Dataset items:
####
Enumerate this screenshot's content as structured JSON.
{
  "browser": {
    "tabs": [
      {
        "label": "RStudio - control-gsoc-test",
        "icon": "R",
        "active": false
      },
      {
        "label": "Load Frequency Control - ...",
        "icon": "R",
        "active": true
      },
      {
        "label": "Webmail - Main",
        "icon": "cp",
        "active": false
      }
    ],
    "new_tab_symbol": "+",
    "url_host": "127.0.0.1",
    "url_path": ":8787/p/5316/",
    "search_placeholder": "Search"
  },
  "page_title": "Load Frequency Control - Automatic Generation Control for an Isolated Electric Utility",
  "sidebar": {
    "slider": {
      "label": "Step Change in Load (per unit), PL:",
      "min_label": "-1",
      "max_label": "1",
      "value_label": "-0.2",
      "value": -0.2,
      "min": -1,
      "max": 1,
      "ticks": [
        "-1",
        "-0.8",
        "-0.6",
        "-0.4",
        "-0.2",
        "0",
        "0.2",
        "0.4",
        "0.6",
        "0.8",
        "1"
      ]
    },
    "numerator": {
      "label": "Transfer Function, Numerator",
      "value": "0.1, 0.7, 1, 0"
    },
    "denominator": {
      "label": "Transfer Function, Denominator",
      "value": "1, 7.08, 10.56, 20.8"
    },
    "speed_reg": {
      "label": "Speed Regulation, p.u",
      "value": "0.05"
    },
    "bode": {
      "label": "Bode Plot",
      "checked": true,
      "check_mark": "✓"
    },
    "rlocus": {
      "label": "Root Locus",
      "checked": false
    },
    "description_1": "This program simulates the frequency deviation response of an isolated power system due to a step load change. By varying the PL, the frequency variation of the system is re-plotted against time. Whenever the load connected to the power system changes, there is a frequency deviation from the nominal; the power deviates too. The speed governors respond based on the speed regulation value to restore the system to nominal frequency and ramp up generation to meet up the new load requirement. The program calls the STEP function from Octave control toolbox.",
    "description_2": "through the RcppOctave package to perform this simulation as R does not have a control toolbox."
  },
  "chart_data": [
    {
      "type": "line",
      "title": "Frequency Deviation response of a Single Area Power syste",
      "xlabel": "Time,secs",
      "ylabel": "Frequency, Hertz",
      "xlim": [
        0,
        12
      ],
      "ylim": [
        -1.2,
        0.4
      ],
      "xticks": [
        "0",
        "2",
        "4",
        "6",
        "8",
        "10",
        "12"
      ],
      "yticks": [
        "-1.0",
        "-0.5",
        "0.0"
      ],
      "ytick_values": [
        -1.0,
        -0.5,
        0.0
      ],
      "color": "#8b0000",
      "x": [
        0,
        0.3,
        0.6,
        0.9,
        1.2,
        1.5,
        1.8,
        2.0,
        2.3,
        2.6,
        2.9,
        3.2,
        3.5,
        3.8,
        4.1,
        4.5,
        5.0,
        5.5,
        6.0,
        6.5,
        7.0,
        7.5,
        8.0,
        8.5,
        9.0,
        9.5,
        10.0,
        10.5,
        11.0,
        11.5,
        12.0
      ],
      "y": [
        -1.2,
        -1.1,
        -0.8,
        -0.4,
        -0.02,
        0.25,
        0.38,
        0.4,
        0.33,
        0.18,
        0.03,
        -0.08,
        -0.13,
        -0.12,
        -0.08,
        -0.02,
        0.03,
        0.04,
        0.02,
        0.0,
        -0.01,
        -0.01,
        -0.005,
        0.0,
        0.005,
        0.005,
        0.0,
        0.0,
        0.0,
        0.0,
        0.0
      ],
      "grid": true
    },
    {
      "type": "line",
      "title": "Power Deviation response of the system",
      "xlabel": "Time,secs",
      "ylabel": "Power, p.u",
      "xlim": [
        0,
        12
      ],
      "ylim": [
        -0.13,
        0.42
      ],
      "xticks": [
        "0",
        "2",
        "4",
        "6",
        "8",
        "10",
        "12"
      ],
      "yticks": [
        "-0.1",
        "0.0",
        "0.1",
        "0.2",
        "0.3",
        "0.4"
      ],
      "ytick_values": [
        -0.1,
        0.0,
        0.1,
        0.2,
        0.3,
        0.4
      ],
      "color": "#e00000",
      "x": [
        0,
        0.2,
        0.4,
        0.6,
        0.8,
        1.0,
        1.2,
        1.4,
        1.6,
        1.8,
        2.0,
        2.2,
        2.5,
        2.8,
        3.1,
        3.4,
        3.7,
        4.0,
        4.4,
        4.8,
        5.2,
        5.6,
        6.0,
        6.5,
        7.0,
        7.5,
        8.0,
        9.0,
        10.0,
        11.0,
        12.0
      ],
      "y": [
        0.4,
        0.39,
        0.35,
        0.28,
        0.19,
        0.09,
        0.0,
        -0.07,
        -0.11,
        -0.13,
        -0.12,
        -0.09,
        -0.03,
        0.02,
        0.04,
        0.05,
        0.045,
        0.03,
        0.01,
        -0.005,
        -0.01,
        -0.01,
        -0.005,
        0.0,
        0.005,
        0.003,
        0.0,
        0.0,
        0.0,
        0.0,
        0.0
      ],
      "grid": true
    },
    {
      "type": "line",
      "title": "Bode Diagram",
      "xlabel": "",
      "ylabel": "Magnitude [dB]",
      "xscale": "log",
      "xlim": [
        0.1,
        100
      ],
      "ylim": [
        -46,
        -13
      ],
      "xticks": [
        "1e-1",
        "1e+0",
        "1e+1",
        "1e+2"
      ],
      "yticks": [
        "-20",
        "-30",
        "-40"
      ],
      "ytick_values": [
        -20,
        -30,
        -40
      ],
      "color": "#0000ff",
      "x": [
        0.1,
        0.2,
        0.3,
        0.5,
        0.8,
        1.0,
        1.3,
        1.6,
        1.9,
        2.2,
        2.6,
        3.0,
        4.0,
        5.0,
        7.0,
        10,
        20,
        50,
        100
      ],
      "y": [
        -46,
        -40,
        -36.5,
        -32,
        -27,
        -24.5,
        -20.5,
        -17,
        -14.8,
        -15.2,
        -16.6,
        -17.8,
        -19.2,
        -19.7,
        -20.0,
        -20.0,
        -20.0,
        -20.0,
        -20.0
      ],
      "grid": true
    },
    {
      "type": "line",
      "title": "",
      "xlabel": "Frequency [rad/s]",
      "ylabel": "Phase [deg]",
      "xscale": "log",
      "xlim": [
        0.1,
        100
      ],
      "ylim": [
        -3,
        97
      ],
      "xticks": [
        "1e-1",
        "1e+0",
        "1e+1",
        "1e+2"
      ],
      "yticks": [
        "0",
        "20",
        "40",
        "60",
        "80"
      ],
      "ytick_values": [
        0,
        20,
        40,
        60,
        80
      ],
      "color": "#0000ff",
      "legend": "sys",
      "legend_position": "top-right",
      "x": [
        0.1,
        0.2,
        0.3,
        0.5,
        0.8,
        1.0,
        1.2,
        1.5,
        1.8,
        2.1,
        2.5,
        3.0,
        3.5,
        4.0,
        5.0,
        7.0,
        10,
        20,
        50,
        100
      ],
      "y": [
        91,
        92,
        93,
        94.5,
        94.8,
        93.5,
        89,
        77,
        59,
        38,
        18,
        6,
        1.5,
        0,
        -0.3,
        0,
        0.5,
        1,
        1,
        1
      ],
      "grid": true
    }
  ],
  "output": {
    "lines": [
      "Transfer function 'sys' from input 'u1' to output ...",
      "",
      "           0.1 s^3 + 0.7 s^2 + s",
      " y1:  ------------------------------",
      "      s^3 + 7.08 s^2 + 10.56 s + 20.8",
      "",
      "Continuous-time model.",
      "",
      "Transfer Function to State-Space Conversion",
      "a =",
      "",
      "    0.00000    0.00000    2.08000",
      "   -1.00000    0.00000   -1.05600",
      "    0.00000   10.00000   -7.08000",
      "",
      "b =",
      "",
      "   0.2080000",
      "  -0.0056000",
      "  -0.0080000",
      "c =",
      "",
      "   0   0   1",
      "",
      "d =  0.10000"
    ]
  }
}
####
**Work required:**
Copy each record from above exactly, and include every line.

**Full answer:**
Enumerate this screenshot's content as structured JSON.
{
  "browser": {
    "tabs": [
      {
        "label": "RStudio - control-gsoc-test",
        "icon": "R",
        "active": false
      },
      {
        "label": "Load Frequency Control - ...",
        "icon": "R",
        "active": true
      },
      {
        "label": "Webmail - Main",
        "icon": "cp",
        "active": false
      }
    ],
    "new_tab_symbol": "+",
    "url_host": "127.0.0.1",
    "url_path": ":8787/p/5316/",
    "search_placeholder": "Search"
  },
  "page_title": "Load Frequency Control - Automatic Generation Control for an Isolated Electric Utility",
  "sidebar": {
    "slider": {
      "label": "Step Change in Load (per unit), PL:",
      "min_label": "-1",
      "max_label": "1",
      "value_label": "-0.2",
      "value": -0.2,
      "min": -1,
      "max": 1,
      "ticks": [
        "-1",
        "-0.8",
        "-0.6",
        "-0.4",
        "-0.2",
        "0",
        "0.2",
        "0.4",
        "0.6",
        "0.8",
        "1"
      ]
    },
    "numerator": {
      "label": "Transfer Function, Numerator",
      "value": "0.1, 0.7, 1, 0"
    },
    "denominator": {
      "label": "Transfer Function, Denominator",
      "value": "1, 7.08, 10.56, 20.8"
    },
    "speed_reg": {
      "label": "Speed Regulation, p.u",
      "value": "0.05"
    },
    "bode": {
      "label": "Bode Plot",
      "checked": true,
      "check_mark": "✓"
    },
    "rlocus": {
      "label": "Root Locus",
      "checked": false
    },
    "description_1": "This program simulates the frequency deviation response of an isolated power system due to a step load change. By varying the PL, the frequency variation of the system is re-plotted against time. Whenever the load connected to the power system changes, there is a frequency deviation from the nominal; the power deviates too. The speed governors respond based on the speed regulation value to restore the system to nominal frequency and ramp up generation to meet up the new load requirement. The program calls the STEP function from Octave control toolbox.",
    "description_2": "through the RcppOctave package to perform this simulation as R does not have a control toolbox."
  },
  "chart_data": [
    {
      "type": "line",
      "title": "Frequency Deviation response of a Single Area Power syste",
      "xlabel": "Time,secs",
      "ylabel": "Frequency, Hertz",
      "xlim": [
        0,
        12
      ],
      "ylim": [
        -1.2,
        0.4
      ],
      "xticks": [
        "0",
        "2",
        "4",
        "6",
        "8",
        "10",
        "12"
      ],
      "yticks": [
        "-1.0",
        "-0.5",
        "0.0"
      ],
      "ytick_values": [
        -1.0,
        -0.5,
        0.0
      ],
      "color": "#8b0000",
      "x": [
        0,
        0.3,
        0.6,
        0.9,
        1.2,
        1.5,
        1.8,
        2.0,
        2.3,
        2.6,
        2.9,
        3.2,
        3.5,
        3.8,
        4.1,
        4.5,
        5.0,
        5.5,
        6.0,
        6.5,
        7.0,
        7.5,
        8.0,
        8.5,
        9.0,
        9.5,
        10.0,
        10.5,
        11.0,
        11.5,
        12.0
      ],
      "y": [
        -1.2,
        -1.1,
        -0.8,
        -0.4,
        -0.02,
        0.25,
        0.38,
        0.4,
        0.33,
        0.18,
        0.03,
        -0.08,
        -0.13,
        -0.12,
        -0.08,
        -0.02,
        0.03,
        0.04,
        0.02,
        0.0,
        -0.01,
        -0.01,
        -0.005,
        0.0,
        0.005,
        0.005,
        0.0,
        0.0,
        0.0,
        0.0,
        0.0
      ],
      "grid": true
    },
    {
      "type": "line",
      "title": "Power Deviation response of the system",
      "xlabel": "Time,secs",
      "ylabel": "Power, p.u",
      "xlim": [
        0,
        12
      ],
      "ylim": [
        -0.13,
        0.42
      ],
      "xticks": [
        "0",
        "2",
        "4",
        "6",
        "8",
        "10",
        "12"
      ],
      "yticks": [
        "-0.1",
        "0.0",
        "0.1",
        "0.2",
        "0.3",
        "0.4"
      ],
      "ytick_values": [
        -0.1,
        0.0,
        0.1,
        0.2,
        0.3,
        0.4
      ],
      "color": "#e00000",
      "x": [
        0,
        0.2,
        0.4,
        0.6,
        0.8,
        1.0,
        1.2,
        1.4,
        1.6,
        1.8,
        2.0,
        2.2,
        2.5,
        2.8,
        3.1,
        3.4,
        3.7,
        4.0,
        4.4,
        4.8,
        5.2,
        5.6,
        6.0,
        6.5,
        7.0,
        7.5,
        8.0,
        9.0,
        10.0,
        11.0,
        12.0
      ],
      "y": [
        0.4,
        0.39,
        0.35,
        0.28,
        0.19,
        0.09,
        0.0,
        -0.07,
        -0.11,
        -0.13,
        -0.12,
        -0.09,
        -0.03,
        0.02,
        0.04,
        0.05,
        0.045,
        0.03,
        0.01,
        -0.005,
        -0.01,
        -0.01,
        -0.005,
        0.0,
        0.005,
        0.003,
        0.0,
        0.0,
        0.0,
        0.0,
        0.0
      ],
      "grid": true
    },
    {
      "type": "line",
      "title": "Bode Diagram",
      "xlabel": "",
      "ylabel": "Magnitude [dB]",
      "xscale": "log",
      "xlim": [
        0.1,
        100
      ],
      "ylim": [
        -46,
        -13
      ],
      "xticks": [
        "1e-1",
        "1e+0",
        "1e+1",
        "1e+2"
      ],
      "yticks": [
        "-20",
        "-30",
        "-40"
      ],
      "ytick_values": [
        -20,
        -30,
        -40
      ],
      "color": "#0000ff",
      "x": [
        0.1,
        0.2,
        0.3,
        0.5,
        0.8,
        1.0,
        1.3,
        1.6,
        1.9,
        2.2,
        2.6,
        3.0,
        4.0,
        5.0,
        7.0,
        10,
        20,
        50,
        100
      ],
      "y": [
        -46,
        -40,
        -36.5,
        -32,
        -27,
        -24.5,
        -20.5,
        -17,
        -14.8,
        -15.2,
        -16.6,
        -17.8,
        -19.2,
        -19.7,
        -20.0,
        -20.0,
        -20.0,
        -20.0,
        -20.0
      ],
      "grid": true
    },
    {
      "type": "line",
      "title": "",
      "xlabel": "Frequency [rad/s]",
      "ylabel": "Phase [deg]",
      "xscale": "log",
      "xlim": [
        0.1,
        100
      ],
      "ylim": [
        -3,
        97
      ],
      "xticks": [
        "1e-1",
        "1e+0",
        "1e+1",
        "1e+2"
      ],
      "yticks": [
        "0",
        "20",
        "40",
        "60",
        "80"
      ],
      "ytick_values": [
        0,
        20,
        40,
        60,
        80
      ],
      "color": "#0000ff",
      "legend": "sys",
      "legend_position": "top-right",
      "x": [
        0.1,
        0.2,
        0.3,
        0.5,
        0.8,
        1.0,
        1.2,
        1.5,
        1.8,
        2.1,
        2.5,
        3.0,
        3.5,
        4.0,
        5.0,
        7.0,
        10,
        20,
        50,
        100
      ],
      "y": [
        91,
        92,
        93,
        94.5,
        94.8,
        93.5,
        89,
        77,
        59,
        38,
        18,
        6,
        1.5,
        0,
        -0.3,
        0,
        0.5,
        1,
        1,
        1
      ],
      "grid": true
    }
  ],
  "output": {
    "lines": [
      "Transfer function 'sys' from input 'u1' to output ...",
      "",
      "           0.1 s^3 + 0.7 s^2 + s",
      " y1:  ------------------------------",
      "      s^3 + 7.08 s^2 + 10.56 s + 20.8",
      "",
      "Continuous-time model.",
      "",
      "Transfer Function to State-Space Conversion",
      "a =",
      "",
      "    0.00000    0.00000    2.08000",
      "   -1.00000    0.00000   -1.05600",
      "    0.00000   10.00000   -7.08000",
      "",
      "b =",
      "",
      "   0.2080000",
      "  -0.0056000",
      "  -0.0080000",
      "c =",
      "",
      "   0   0   1",
      "",
      "d =  0.10000"
    ]
  }
}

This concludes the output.